What you will do ▸
[1] Retype the passage of the post about typing a class decorator from "Is there any" up to and including "current type system.".
[2] In the post about typing a class decorator, what does the reply say would be needed to annotate a class extended by a protocol?
[3] Proceed with the post about typing a class decorator, starting after its last line.

Text ▸
···
I have a class decorator, which adds a few functions and fields to decorated class.

@mydecorator
@dataclass
class A:
    a: str = ""

Added (via setattr()) is a .save() function and a set of info for dataclass fields as a separate dict.

I'd like VScode and mypy to properly recognize that, so that when I use:

a=A()
a.save()

or a.my_fields_dict those 2 are properly recognized.

Is there any way to do that? Maybe modify class A type annotations at runtime?

like image 841
chersun Avatar asked Feb 08 '26 04:02

chersun


1 Answers

TL;DR

What you are trying to do is not possible with the current type system.


1. Intersection types

If the attributes and methods you are adding to the class via your decorator are static (in the sense that they are not just known at runtime), then what you are describing is effectively the extension of any given class T by mixing in a protocol P. That protocol defines the method save and so on.

To annotate this you would need an intersection of T & P. It would look something like this:

from typing import Protocol, TypeVar


T = TypeVar("T")


class P(Protocol):
    @staticmethod
    def bar() -> str: ...


def dec(cls: type[T]) -> type[Intersection[T, P]]:
    setattr(cls, "bar", lambda: "x")
···
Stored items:
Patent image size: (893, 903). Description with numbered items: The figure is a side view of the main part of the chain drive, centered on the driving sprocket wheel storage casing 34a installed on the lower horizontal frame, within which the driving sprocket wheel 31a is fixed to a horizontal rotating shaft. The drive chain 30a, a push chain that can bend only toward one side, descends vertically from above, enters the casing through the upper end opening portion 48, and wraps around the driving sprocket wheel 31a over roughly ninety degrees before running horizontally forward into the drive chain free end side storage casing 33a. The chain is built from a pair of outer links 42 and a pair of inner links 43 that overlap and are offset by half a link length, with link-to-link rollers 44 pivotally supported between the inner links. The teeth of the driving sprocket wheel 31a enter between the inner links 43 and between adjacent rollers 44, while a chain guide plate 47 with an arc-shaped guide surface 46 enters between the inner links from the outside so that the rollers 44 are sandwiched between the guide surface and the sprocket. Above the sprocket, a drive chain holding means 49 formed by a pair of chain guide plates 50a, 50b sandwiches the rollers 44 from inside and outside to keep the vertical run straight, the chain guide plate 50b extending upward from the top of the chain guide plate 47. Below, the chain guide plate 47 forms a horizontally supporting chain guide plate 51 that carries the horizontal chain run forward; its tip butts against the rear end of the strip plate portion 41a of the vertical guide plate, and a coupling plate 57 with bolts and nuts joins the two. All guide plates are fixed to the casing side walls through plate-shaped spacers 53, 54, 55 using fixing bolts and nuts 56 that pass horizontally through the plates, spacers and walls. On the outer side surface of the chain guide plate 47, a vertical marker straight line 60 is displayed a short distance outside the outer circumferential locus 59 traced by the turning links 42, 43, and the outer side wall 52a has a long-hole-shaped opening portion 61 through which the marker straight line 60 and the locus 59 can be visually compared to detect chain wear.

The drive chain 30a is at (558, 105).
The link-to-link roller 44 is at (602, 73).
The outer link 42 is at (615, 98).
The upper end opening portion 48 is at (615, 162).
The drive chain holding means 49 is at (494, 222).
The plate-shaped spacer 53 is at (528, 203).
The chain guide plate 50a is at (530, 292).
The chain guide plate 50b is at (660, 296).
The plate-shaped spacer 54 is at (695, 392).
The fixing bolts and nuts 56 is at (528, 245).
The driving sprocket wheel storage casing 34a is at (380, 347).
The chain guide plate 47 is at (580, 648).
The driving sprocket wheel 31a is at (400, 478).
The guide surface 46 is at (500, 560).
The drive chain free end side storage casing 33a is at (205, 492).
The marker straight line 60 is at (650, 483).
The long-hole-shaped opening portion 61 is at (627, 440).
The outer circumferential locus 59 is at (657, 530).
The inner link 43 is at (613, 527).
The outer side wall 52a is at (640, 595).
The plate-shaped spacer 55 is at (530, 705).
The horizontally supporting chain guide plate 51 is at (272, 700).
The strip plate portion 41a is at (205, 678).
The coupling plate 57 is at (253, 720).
···
Answers in order ▸
[1]
Is there any way to do that? Maybe modify class A type annotations at runtime?

like image 841
chersun Avatar asked Feb 08 '26 04:02

chersun


1 Answers

TL;DR

What you are trying to do is not possible with the current type system.

[2] An intersection of T & P.

[3]
    return cls  # type: ignore[return-value]


@dec
class A:
    @staticmethod
    def foo() -> int:
        return 1

You might notice that the import of Intersection is conspicuously missing. That is because despite being one of the most requested features for the Python type system, it is still missing as of today. There is currently no way to express this concept in Python typing.


2. Class decorator problems

The only workaround right now is a custom implementation alongside a corresponding plugin for the type checker(s) of your choice. I just stumbled across the typing-protocol-intersection package, which does just that for mypy.

If you install that and add plugins = typing_protocol_intersection.mypy_plugin to your mypy configuration, you could write your code like this:

from typing import Protocol, TypeVar

from typing_protocol_intersection import ProtocolIntersection


T = TypeVar("T")


class P(Protocol):
    @staticmethod
    def bar() -> str: ...


def dec(cls: type[T]) -> type[ProtocolIntersection[T, P]]:
    setattr(cls, "bar", lambda: "x")
    return cls  # type: ignore[return-value]


@dec
class A:
    @staticmethod
    def foo() -> int:
        return 1

But here we run into the next problem. Testing this with reveal_type(A.bar()) via mypy will yield the following:

error: "Type[A]" has no attribute "bar"  [attr-defined]
note: Revealed type is "Any"

Yet if we do this instead:

class A:
    @staticmethod
    def foo() -> int:
        return 1


B = dec(A)

reveal_type(B.bar())

we get no complaints from mypy and note: Revealed type is "builtins.str". Even though what we did before was equivalent!

This is not a bug of the plugin, but of the mypy internals. It is another long-standing issue, that mypy does not handle class decorators correctly.

A person in that issue thread even mentioned your use case in conjunction with the desired intersection type.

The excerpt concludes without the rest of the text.